* Start Input material *

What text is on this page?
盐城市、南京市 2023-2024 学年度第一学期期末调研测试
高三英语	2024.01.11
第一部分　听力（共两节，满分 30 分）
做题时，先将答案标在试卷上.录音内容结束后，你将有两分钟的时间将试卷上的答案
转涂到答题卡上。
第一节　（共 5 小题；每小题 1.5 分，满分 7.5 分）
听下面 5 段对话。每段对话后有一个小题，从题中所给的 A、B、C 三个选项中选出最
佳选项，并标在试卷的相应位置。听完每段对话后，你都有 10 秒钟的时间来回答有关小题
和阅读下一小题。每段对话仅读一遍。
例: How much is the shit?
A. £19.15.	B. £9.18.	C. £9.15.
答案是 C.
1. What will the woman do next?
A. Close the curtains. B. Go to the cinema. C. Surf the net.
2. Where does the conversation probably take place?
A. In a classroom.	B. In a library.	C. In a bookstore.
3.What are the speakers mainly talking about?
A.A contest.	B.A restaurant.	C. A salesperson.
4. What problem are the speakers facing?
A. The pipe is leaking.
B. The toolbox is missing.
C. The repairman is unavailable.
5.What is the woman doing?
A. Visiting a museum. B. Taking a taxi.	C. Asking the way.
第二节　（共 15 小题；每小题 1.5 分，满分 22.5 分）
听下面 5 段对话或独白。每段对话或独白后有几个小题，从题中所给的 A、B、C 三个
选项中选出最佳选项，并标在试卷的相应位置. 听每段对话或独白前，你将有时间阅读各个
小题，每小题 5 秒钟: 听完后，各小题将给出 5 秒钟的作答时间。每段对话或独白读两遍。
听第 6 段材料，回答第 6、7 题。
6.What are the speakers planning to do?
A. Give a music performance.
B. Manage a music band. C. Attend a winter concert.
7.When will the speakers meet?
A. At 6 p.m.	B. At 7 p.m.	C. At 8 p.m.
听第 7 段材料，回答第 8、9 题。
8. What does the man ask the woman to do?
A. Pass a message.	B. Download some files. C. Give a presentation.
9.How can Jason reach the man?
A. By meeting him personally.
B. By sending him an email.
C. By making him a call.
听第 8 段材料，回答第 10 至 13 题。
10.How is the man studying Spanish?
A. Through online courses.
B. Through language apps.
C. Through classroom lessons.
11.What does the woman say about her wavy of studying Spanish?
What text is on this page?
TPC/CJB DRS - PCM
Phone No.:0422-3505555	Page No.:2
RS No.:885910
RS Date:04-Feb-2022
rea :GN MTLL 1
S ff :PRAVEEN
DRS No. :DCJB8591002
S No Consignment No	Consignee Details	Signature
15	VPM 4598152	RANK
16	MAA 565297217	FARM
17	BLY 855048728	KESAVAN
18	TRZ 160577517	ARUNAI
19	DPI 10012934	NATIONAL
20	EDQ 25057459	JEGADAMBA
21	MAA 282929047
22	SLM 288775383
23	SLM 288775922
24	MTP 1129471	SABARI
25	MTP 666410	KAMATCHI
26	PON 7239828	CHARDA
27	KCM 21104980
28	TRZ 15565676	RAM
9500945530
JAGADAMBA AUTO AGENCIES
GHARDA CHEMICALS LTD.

* End Input material *

- **Set problem**: Write the material out again word for word.

- **Answer below**:
What text is on this page?
盐城市、南京市 2023-2024 学年度第一学期期末调研测试
高三英语	2024.01.11
第一部分　听力（共两节，满分 30 分）
做题时，先将答案标在试卷上.录音内容结束后，你将有两分钟的时间将试卷上的答案
转涂到答题卡上。
第一节　（共 5 小题；每小题 1.5 分，满分 7.5 分）
听下面 5 段对话。每段对话后有一个小题，从题中所给的 A、B、C 三个选项中选出最
佳选项，并标在试卷的相应位置。听完每段对话后，你都有 10 秒钟的时间来回答有关小题
和阅读下一小题。每段对话仅读一遍。
例: How much is the shit?
A. £19.15.	B. £9.18.	C. £9.15.
答案是 C.
1. What will the woman do next?
A. Close the curtains. B. Go to the cinema. C. Surf the net.
2. Where does the conversation probably take place?
A. In a classroom.	B. In a library.	C. In a bookstore.
3.What are the speakers mainly talking about?
A.A contest.	B.A restaurant.	C. A salesperson.
4. What problem are the speakers facing?
A. The pipe is leaking.
B. The toolbox is missing.
C. The repairman is unavailable.
5.What is the woman doing?
A. Visiting a museum. B. Taking a taxi.	C. Asking the way.
第二节　（共 15 小题；每小题 1.5 分，满分 22.5 分）
听下面 5 段对话或独白。每段对话或独白后有几个小题，从题中所给的 A、B、C 三个
选项中选出最佳选项，并标在试卷的相应位置. 听每段对话或独白前，你将有时间阅读各个
小题，每小题 5 秒钟: 听完后，各小题将给出 5 秒钟的作答时间。每段对话或独白读两遍。
听第 6 段材料，回答第 6、7 题。
6.What are the speakers planning to do?
A. Give a music performance.
B. Manage a music band. C. Attend a winter concert.
7.When will the speakers meet?
A. At 6 p.m.	B. At 7 p.m.	C. At 8 p.m.
听第 7 段材料，回答第 8、9 题。
8. What does the man ask the woman to do?
A. Pass a message.	B. Download some files. C. Give a presentation.
9.How can Jason reach the man?
A. By meeting him personally.
B. By sending him an email.
C. By making him a call.
听第 8 段材料，回答第 10 至 13 题。
10.How is the man studying Spanish?
A. Through online courses.
B. Through language apps.
C. Through classroom lessons.
11.What does the woman say about her wavy of studying Spanish?
What text is on this page?
TPC/CJB DRS - PCM
Phone No.:0422-3505555	Page No.:2
RS No.:885910
RS Date:04-Feb-2022
rea :GN MTLL 1
S ff :PRAVEEN
DRS No. :DCJB8591002
S No Consignment No	Consignee Details	Signature
15	VPM 4598152	RANK
16	MAA 565297217	FARM
17	BLY 855048728	KESAVAN
18	TRZ 160577517	ARUNAI
19	DPI 10012934	NATIONAL
20	EDQ 25057459	JEGADAMBA
21	MAA 282929047
22	SLM 288775383
23	SLM 288775922
24	MTP 1129471	SABARI
25	MTP 666410	KAMATCHI
26	PON 7239828	CHARDA
27	KCM 21104980
28	TRZ 15565676	RAM
9500945530
JAGADAMBA AUTO AGENCIES
GHARDA CHEMICALS LTD.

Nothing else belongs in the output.